┌──

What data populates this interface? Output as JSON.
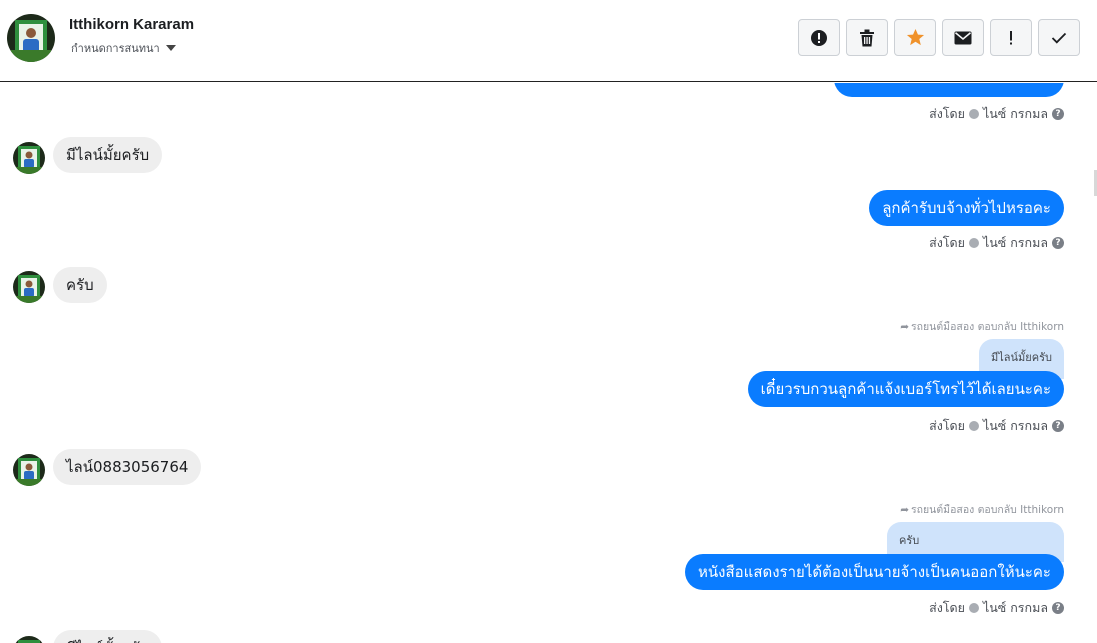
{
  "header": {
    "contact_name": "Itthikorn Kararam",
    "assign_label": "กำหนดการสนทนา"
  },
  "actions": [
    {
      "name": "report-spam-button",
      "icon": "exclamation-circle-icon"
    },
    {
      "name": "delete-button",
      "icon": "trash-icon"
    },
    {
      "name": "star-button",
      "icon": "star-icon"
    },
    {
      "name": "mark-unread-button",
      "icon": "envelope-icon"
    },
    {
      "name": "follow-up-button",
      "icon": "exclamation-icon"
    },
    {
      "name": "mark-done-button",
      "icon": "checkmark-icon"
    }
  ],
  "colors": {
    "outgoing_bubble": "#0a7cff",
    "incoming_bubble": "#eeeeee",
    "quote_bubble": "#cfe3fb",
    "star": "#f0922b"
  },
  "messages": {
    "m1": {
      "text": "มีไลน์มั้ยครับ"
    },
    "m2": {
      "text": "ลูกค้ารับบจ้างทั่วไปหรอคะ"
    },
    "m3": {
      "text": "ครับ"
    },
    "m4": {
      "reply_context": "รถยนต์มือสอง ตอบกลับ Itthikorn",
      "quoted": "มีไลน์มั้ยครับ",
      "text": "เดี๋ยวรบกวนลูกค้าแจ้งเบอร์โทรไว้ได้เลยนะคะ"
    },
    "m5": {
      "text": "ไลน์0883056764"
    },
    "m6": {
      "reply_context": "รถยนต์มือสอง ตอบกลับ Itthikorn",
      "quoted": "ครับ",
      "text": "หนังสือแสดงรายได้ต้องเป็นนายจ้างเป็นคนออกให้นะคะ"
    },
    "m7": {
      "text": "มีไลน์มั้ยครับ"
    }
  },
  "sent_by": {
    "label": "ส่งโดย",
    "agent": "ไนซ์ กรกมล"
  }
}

└──

- _Directive_
Tell how many lines above contain the word "star". Give the number alone.

- _Result of the task_
3